*GIVEN EXERCISE*: Your task is to copy the listing exactly. Drop any pictures from the copy.

[Extracted data entries]

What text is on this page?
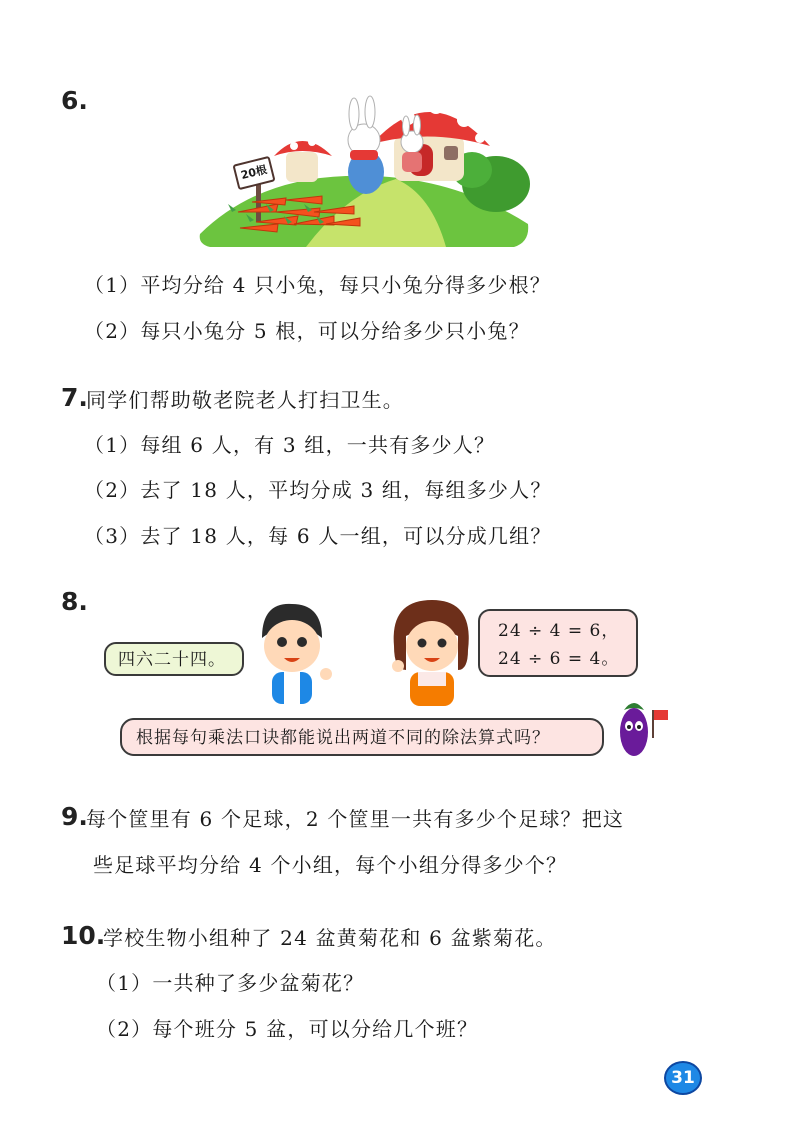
6.
20根
（1）平均分给 4 只小兔，每只小兔分得多少根？
（2）每只小兔分 5 根，可以分给多少只小兔？
7.
同学们帮助敬老院老人打扫卫生。
（1）每组 6 人，有 3 组，一共有多少人？
（2）去了 18 人，平均分成 3 组，每组多少人？
（3）去了 18 人，每 6 人一组，可以分成几组？
8.
四六二十四。
24 ÷ 4 = 6，
24 ÷ 6 = 4。
根据每句乘法口诀都能说出两道不同的除法算式吗？
9.
每个筐里有 6 个足球，2 个筐里一共有多少个足球？把这
些足球平均分给 4 个小组，每个小组分得多少个？
10.
学校生物小组种了 24 盆黄菊花和 6 盆紫菊花。
（1）一共种了多少盆菊花？
（2）每个班分 5 盆，可以分给几个班？
31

*WRITTEN ANSWER*:
What text is on this page?
6.
20根
（1）平均分给 4 只小兔，每只小兔分得多少根？
（2）每只小兔分 5 根，可以分给多少只小兔？
7.
同学们帮助敬老院老人打扫卫生。
（1）每组 6 人，有 3 组，一共有多少人？
（2）去了 18 人，平均分成 3 组，每组多少人？
（3）去了 18 人，每 6 人一组，可以分成几组？
8.
四六二十四。
24 ÷ 4 = 6，
24 ÷ 6 = 4。
根据每句乘法口诀都能说出两道不同的除法算式吗？
9.
每个筐里有 6 个足球，2 个筐里一共有多少个足球？把这
些足球平均分给 4 个小组，每个小组分得多少个？
10.
学校生物小组种了 24 盆黄菊花和 6 盆紫菊花。
（1）一共种了多少盆菊花？
（2）每个班分 5 盆，可以分给几个班？
31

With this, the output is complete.